* **WRITTEN EXERCISE**
Select and reproduce each line of the listing below that bears the string "parece".

#####

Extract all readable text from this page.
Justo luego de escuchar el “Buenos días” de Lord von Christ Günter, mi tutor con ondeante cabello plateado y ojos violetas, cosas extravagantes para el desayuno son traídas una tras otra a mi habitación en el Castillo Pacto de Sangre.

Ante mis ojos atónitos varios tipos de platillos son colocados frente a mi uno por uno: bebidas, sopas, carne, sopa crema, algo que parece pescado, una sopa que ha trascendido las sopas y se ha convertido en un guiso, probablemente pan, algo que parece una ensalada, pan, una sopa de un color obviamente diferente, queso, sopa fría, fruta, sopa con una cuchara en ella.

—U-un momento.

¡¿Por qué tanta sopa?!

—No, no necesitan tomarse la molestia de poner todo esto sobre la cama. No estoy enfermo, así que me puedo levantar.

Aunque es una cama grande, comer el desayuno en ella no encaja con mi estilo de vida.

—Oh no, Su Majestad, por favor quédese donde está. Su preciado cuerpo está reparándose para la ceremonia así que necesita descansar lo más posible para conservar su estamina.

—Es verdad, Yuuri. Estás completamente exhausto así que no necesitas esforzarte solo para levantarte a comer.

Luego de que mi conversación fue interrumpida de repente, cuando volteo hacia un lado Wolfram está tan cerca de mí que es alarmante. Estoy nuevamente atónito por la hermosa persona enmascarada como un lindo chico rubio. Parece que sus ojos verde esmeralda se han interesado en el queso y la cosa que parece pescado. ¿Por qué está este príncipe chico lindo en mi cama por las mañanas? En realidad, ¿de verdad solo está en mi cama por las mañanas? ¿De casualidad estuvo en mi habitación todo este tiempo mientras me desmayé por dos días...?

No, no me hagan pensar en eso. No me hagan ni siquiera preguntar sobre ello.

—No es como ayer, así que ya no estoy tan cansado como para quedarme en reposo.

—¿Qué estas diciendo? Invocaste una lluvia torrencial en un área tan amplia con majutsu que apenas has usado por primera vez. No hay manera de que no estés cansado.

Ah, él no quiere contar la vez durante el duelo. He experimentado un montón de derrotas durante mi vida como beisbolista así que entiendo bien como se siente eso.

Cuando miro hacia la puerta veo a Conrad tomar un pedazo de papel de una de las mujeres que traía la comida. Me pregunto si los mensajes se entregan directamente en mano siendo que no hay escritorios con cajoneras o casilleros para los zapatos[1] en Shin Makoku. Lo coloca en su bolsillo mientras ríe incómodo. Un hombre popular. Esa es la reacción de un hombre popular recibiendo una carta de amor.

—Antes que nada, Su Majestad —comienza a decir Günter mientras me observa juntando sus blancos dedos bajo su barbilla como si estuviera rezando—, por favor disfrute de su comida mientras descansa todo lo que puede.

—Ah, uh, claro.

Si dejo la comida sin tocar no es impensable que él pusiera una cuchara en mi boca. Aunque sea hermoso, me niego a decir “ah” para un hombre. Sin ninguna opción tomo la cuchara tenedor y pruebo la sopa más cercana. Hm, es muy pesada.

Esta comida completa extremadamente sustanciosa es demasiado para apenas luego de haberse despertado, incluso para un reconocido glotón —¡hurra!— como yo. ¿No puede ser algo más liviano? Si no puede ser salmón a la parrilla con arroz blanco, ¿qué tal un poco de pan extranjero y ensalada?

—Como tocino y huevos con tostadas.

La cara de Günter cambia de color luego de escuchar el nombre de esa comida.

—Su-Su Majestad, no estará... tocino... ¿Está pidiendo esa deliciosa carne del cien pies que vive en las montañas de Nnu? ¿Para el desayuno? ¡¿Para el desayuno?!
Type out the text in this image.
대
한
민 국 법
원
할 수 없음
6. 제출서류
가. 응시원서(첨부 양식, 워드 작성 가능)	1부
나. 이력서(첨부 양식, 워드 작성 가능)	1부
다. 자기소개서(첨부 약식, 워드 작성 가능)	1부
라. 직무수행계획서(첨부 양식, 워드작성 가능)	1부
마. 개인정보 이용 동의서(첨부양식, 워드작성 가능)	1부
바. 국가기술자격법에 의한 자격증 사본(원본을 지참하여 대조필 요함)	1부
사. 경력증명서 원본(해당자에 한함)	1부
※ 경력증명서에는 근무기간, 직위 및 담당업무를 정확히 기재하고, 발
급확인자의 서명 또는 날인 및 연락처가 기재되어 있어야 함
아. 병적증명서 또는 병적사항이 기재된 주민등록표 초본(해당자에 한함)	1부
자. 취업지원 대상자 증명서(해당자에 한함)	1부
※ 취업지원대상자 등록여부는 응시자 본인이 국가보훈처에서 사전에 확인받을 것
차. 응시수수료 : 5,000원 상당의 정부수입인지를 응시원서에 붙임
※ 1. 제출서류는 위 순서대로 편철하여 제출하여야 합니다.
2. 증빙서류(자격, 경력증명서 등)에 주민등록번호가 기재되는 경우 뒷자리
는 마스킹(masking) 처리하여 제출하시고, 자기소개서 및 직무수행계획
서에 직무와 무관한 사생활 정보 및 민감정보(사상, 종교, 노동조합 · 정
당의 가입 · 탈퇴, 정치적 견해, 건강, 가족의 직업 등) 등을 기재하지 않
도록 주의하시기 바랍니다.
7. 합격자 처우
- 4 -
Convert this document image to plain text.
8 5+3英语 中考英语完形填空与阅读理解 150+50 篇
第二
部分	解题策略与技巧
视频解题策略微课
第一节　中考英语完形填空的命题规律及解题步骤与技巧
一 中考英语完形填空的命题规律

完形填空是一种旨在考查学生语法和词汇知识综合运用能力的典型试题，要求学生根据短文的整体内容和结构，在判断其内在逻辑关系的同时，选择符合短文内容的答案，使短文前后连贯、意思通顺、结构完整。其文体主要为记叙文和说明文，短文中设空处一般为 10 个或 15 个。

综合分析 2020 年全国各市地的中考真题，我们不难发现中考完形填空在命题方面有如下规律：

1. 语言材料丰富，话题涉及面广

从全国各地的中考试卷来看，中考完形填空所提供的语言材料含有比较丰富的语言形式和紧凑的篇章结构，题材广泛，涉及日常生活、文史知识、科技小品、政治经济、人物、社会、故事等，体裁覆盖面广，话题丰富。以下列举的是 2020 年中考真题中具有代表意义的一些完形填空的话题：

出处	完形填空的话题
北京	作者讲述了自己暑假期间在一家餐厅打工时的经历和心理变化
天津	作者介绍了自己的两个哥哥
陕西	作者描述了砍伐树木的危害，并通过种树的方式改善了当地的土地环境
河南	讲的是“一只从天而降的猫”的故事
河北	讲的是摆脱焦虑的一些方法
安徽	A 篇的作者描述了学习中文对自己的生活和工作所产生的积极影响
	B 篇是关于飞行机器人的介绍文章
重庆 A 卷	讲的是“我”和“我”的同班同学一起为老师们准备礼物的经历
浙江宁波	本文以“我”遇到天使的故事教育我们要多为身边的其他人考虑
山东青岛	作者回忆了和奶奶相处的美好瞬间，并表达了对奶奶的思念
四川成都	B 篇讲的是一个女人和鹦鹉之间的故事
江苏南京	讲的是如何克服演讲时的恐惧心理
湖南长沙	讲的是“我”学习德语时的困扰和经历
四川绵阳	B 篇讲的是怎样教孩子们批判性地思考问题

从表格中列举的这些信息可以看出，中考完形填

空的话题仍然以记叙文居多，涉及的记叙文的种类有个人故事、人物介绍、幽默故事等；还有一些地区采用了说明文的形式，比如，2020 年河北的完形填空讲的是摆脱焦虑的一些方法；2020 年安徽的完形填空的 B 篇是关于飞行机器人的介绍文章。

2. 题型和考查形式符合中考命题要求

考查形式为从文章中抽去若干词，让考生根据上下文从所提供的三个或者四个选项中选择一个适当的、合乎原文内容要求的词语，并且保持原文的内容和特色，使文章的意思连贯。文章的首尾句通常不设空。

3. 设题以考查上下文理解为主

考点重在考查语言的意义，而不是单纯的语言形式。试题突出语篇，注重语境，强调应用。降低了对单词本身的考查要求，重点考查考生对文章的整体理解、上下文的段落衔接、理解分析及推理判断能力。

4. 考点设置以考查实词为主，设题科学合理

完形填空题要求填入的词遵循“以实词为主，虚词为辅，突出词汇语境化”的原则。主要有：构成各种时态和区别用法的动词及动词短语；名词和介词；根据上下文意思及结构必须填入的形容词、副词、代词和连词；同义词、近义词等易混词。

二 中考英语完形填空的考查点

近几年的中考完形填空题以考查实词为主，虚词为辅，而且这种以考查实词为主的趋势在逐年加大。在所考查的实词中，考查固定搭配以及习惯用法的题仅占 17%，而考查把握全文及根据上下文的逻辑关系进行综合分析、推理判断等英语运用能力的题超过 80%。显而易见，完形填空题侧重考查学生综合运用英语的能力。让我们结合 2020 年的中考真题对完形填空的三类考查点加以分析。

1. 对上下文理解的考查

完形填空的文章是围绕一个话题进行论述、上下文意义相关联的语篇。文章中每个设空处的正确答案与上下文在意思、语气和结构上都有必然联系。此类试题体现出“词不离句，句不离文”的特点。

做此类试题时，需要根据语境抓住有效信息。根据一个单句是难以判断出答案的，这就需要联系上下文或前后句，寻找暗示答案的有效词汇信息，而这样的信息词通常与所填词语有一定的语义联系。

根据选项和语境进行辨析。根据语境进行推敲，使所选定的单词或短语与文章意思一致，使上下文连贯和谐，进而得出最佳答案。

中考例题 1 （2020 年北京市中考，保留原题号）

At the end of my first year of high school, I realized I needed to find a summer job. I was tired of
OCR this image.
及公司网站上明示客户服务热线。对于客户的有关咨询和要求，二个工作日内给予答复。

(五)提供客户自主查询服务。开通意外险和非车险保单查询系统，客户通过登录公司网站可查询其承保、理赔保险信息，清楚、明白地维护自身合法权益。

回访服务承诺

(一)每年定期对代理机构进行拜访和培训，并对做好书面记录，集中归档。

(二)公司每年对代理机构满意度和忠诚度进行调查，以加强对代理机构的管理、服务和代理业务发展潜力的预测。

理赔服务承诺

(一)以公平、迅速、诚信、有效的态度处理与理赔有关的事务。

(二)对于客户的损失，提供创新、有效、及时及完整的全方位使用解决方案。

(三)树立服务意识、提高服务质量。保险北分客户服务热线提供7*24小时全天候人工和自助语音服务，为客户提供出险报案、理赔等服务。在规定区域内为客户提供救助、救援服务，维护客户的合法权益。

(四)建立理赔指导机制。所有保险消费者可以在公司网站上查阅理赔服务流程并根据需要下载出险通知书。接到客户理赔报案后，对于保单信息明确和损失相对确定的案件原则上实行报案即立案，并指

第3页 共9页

#####

* **REPLY**
Ante mis ojos atónitos varios tipos de platillos son colocados frente a mi uno por uno: bebidas, sopas, carne, sopa crema, algo que parece pescado, una sopa que ha trascendido las sopas y se ha convertido en un guiso, probablemente pan, algo que parece una ensalada, pan, una sopa de un color obviamente diferente, queso, sopa fría, fruta, sopa con una cuchara en ella.
Luego de que mi conversación fue interrumpida de repente, cuando volteo hacia un lado Wolfram está tan cerca de mí que es alarmante. Estoy nuevamente atónito por la hermosa persona enmascarada como un lindo chico rubio. Parece que sus ojos verde esmeralda se han interesado en el queso y la cosa que parece pescado. ¿Por qué está este príncipe chico lindo en mi cama por las mañanas? En realidad, ¿de verdad solo está en mi cama por las mañanas? ¿De casualidad estuvo en mi habitación todo este tiempo mientras me desmayé por dos días...?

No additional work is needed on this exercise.